(Stored entries)
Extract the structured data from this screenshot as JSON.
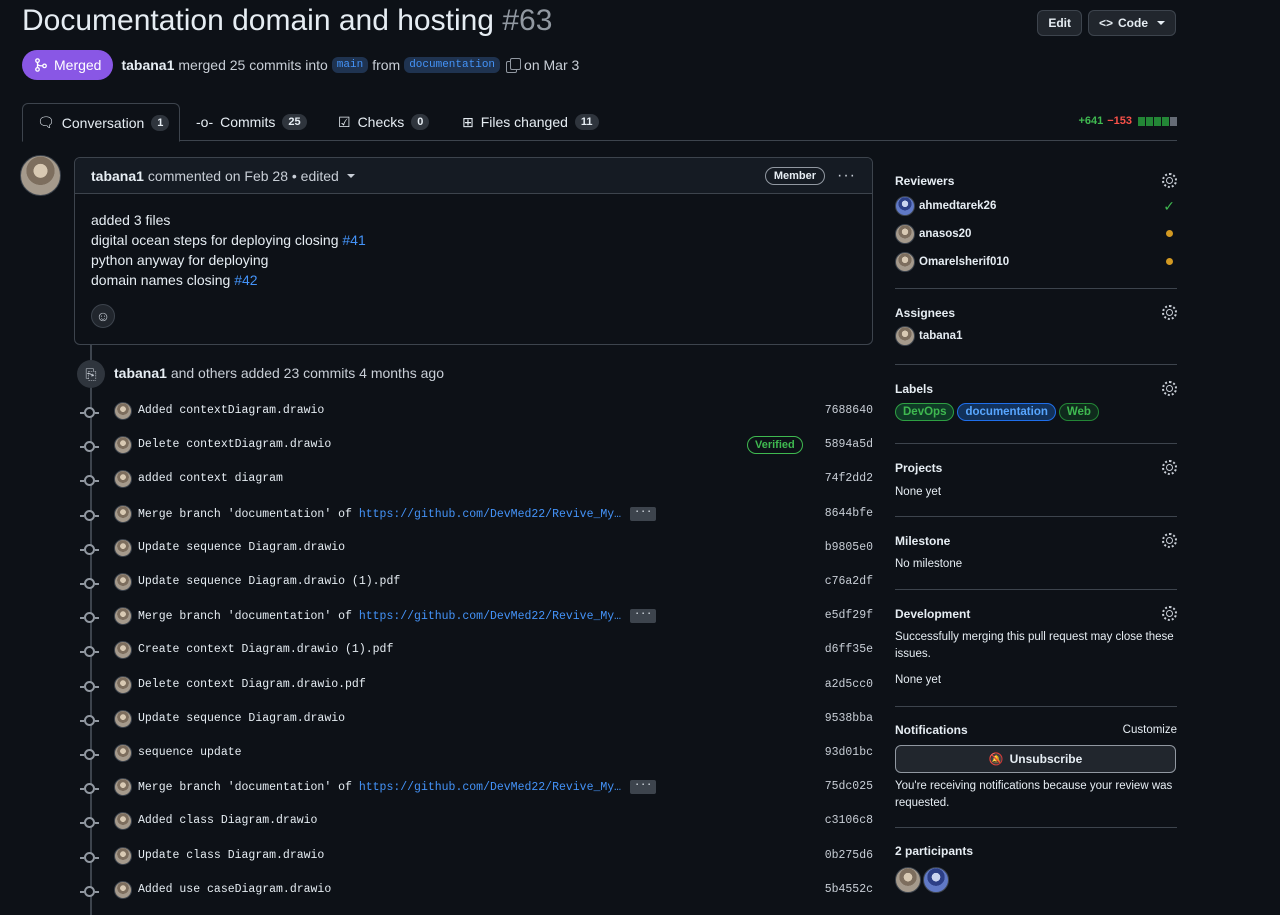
{
  "header": {
    "title": "Documentation domain and hosting",
    "number": "#63",
    "edit_label": "Edit",
    "code_label": "Code",
    "state_label": "Merged",
    "author": "tabana1",
    "merge_text": "merged 25 commits into",
    "base_branch": "main",
    "from_text": "from",
    "head_branch": "documentation",
    "date_text": "on Mar 3"
  },
  "tabs": [
    {
      "label": "Conversation",
      "count": "1"
    },
    {
      "label": "Commits",
      "count": "25"
    },
    {
      "label": "Checks",
      "count": "0"
    },
    {
      "label": "Files changed",
      "count": "11"
    }
  ],
  "diffstat": {
    "additions": "+641",
    "deletions": "−153"
  },
  "comment": {
    "author": "tabana1",
    "action": "commented on Feb 28 • edited",
    "badge": "Member",
    "lines": [
      {
        "text": "added 3 files",
        "link": ""
      },
      {
        "text": "digital ocean steps for deploying closing ",
        "link": "#41"
      },
      {
        "text": "python anyway for deploying",
        "link": ""
      },
      {
        "text": "domain names closing ",
        "link": "#42"
      }
    ]
  },
  "commits_summary": {
    "author": "tabana1",
    "text": "and others added 23 commits 4 months ago"
  },
  "commits": [
    {
      "msg": "Added contextDiagram.drawio",
      "link": "",
      "sha": "7688640",
      "verified": ""
    },
    {
      "msg": "Delete contextDiagram.drawio",
      "link": "",
      "sha": "5894a5d",
      "verified": "Verified"
    },
    {
      "msg": "added context diagram",
      "link": "",
      "sha": "74f2dd2",
      "verified": ""
    },
    {
      "msg": "Merge branch 'documentation' of ",
      "link": "https://github.com/DevMed22/Revive_My…",
      "sha": "8644bfe",
      "verified": ""
    },
    {
      "msg": "Update sequence Diagram.drawio",
      "link": "",
      "sha": "b9805e0",
      "verified": ""
    },
    {
      "msg": "Update sequence Diagram.drawio (1).pdf",
      "link": "",
      "sha": "c76a2df",
      "verified": ""
    },
    {
      "msg": "Merge branch 'documentation' of ",
      "link": "https://github.com/DevMed22/Revive_My…",
      "sha": "e5df29f",
      "verified": ""
    },
    {
      "msg": "Create context Diagram.drawio (1).pdf",
      "link": "",
      "sha": "d6ff35e",
      "verified": ""
    },
    {
      "msg": "Delete context Diagram.drawio.pdf",
      "link": "",
      "sha": "a2d5cc0",
      "verified": ""
    },
    {
      "msg": "Update sequence Diagram.drawio",
      "link": "",
      "sha": "9538bba",
      "verified": ""
    },
    {
      "msg": "sequence update",
      "link": "",
      "sha": "93d01bc",
      "verified": ""
    },
    {
      "msg": "Merge branch 'documentation' of ",
      "link": "https://github.com/DevMed22/Revive_My…",
      "sha": "75dc025",
      "verified": ""
    },
    {
      "msg": "Added class Diagram.drawio",
      "link": "",
      "sha": "c3106c8",
      "verified": ""
    },
    {
      "msg": "Update class Diagram.drawio",
      "link": "",
      "sha": "0b275d6",
      "verified": ""
    },
    {
      "msg": "Added use caseDiagram.drawio",
      "link": "",
      "sha": "5b4552c",
      "verified": ""
    }
  ],
  "sidebar": {
    "reviewers": {
      "title": "Reviewers",
      "people": [
        {
          "name": "ahmedtarek26",
          "status": "approved"
        },
        {
          "name": "anasos20",
          "status": "pending"
        },
        {
          "name": "Omarelsherif010",
          "status": "pending"
        }
      ]
    },
    "assignees": {
      "title": "Assignees",
      "people": [
        {
          "name": "tabana1"
        }
      ]
    },
    "labels": {
      "title": "Labels",
      "items": [
        {
          "name": "DevOps",
          "fg": "#3fb950",
          "bg": "#0f3a26",
          "border": "#2ea043"
        },
        {
          "name": "documentation",
          "fg": "#58a6ff",
          "bg": "#12315a",
          "border": "#1f6feb"
        },
        {
          "name": "Web",
          "fg": "#3fb950",
          "bg": "#0f2a1c",
          "border": "#238636"
        }
      ]
    },
    "projects": {
      "title": "Projects",
      "value": "None yet"
    },
    "milestone": {
      "title": "Milestone",
      "value": "No milestone"
    },
    "development": {
      "title": "Development",
      "desc": "Successfully merging this pull request may close these issues.",
      "value": "None yet"
    },
    "notifications": {
      "title": "Notifications",
      "customize": "Customize",
      "button": "Unsubscribe",
      "reason": "You're receiving notifications because your review was requested."
    },
    "participants": {
      "title": "2 participants"
    }
  }
}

_TASK REQUIREMENTS_. Output a faithful copy of the data, with each picture left out.

_RESPONSE TO THIS EXERCISE_.
Extract the structured data from this screenshot as JSON.
{
  "header": {
    "title": "Documentation domain and hosting",
    "number": "#63",
    "edit_label": "Edit",
    "code_label": "Code",
    "state_label": "Merged",
    "author": "tabana1",
    "merge_text": "merged 25 commits into",
    "base_branch": "main",
    "from_text": "from",
    "head_branch": "documentation",
    "date_text": "on Mar 3"
  },
  "tabs": [
    {
      "label": "Conversation",
      "count": "1"
    },
    {
      "label": "Commits",
      "count": "25"
    },
    {
      "label": "Checks",
      "count": "0"
    },
    {
      "label": "Files changed",
      "count": "11"
    }
  ],
  "diffstat": {
    "additions": "+641",
    "deletions": "−153"
  },
  "comment": {
    "author": "tabana1",
    "action": "commented on Feb 28 • edited",
    "badge": "Member",
    "lines": [
      {
        "text": "added 3 files",
        "link": ""
      },
      {
        "text": "digital ocean steps for deploying closing ",
        "link": "#41"
      },
      {
        "text": "python anyway for deploying",
        "link": ""
      },
      {
        "text": "domain names closing ",
        "link": "#42"
      }
    ]
  },
  "commits_summary": {
    "author": "tabana1",
    "text": "and others added 23 commits 4 months ago"
  },
  "commits": [
    {
      "msg": "Added contextDiagram.drawio",
      "link": "",
      "sha": "7688640",
      "verified": ""
    },
    {
      "msg": "Delete contextDiagram.drawio",
      "link": "",
      "sha": "5894a5d",
      "verified": "Verified"
    },
    {
      "msg": "added context diagram",
      "link": "",
      "sha": "74f2dd2",
      "verified": ""
    },
    {
      "msg": "Merge branch 'documentation' of ",
      "link": "https://github.com/DevMed22/Revive_My…",
      "sha": "8644bfe",
      "verified": ""
    },
    {
      "msg": "Update sequence Diagram.drawio",
      "link": "",
      "sha": "b9805e0",
      "verified": ""
    },
    {
      "msg": "Update sequence Diagram.drawio (1).pdf",
      "link": "",
      "sha": "c76a2df",
      "verified": ""
    },
    {
      "msg": "Merge branch 'documentation' of ",
      "link": "https://github.com/DevMed22/Revive_My…",
      "sha": "e5df29f",
      "verified": ""
    },
    {
      "msg": "Create context Diagram.drawio (1).pdf",
      "link": "",
      "sha": "d6ff35e",
      "verified": ""
    },
    {
      "msg": "Delete context Diagram.drawio.pdf",
      "link": "",
      "sha": "a2d5cc0",
      "verified": ""
    },
    {
      "msg": "Update sequence Diagram.drawio",
      "link": "",
      "sha": "9538bba",
      "verified": ""
    },
    {
      "msg": "sequence update",
      "link": "",
      "sha": "93d01bc",
      "verified": ""
    },
    {
      "msg": "Merge branch 'documentation' of ",
      "link": "https://github.com/DevMed22/Revive_My…",
      "sha": "75dc025",
      "verified": ""
    },
    {
      "msg": "Added class Diagram.drawio",
      "link": "",
      "sha": "c3106c8",
      "verified": ""
    },
    {
      "msg": "Update class Diagram.drawio",
      "link": "",
      "sha": "0b275d6",
      "verified": ""
    },
    {
      "msg": "Added use caseDiagram.drawio",
      "link": "",
      "sha": "5b4552c",
      "verified": ""
    }
  ],
  "sidebar": {
    "reviewers": {
      "title": "Reviewers",
      "people": [
        {
          "name": "ahmedtarek26",
          "status": "approved"
        },
        {
          "name": "anasos20",
          "status": "pending"
        },
        {
          "name": "Omarelsherif010",
          "status": "pending"
        }
      ]
    },
    "assignees": {
      "title": "Assignees",
      "people": [
        {
          "name": "tabana1"
        }
      ]
    },
    "labels": {
      "title": "Labels",
      "items": [
        {
          "name": "DevOps",
          "fg": "#3fb950",
          "bg": "#0f3a26",
          "border": "#2ea043"
        },
        {
          "name": "documentation",
          "fg": "#58a6ff",
          "bg": "#12315a",
          "border": "#1f6feb"
        },
        {
          "name": "Web",
          "fg": "#3fb950",
          "bg": "#0f2a1c",
          "border": "#238636"
        }
      ]
    },
    "projects": {
      "title": "Projects",
      "value": "None yet"
    },
    "milestone": {
      "title": "Milestone",
      "value": "No milestone"
    },
    "development": {
      "title": "Development",
      "desc": "Successfully merging this pull request may close these issues.",
      "value": "None yet"
    },
    "notifications": {
      "title": "Notifications",
      "customize": "Customize",
      "button": "Unsubscribe",
      "reason": "You're receiving notifications because your review was requested."
    },
    "participants": {
      "title": "2 participants"
    }
  }
}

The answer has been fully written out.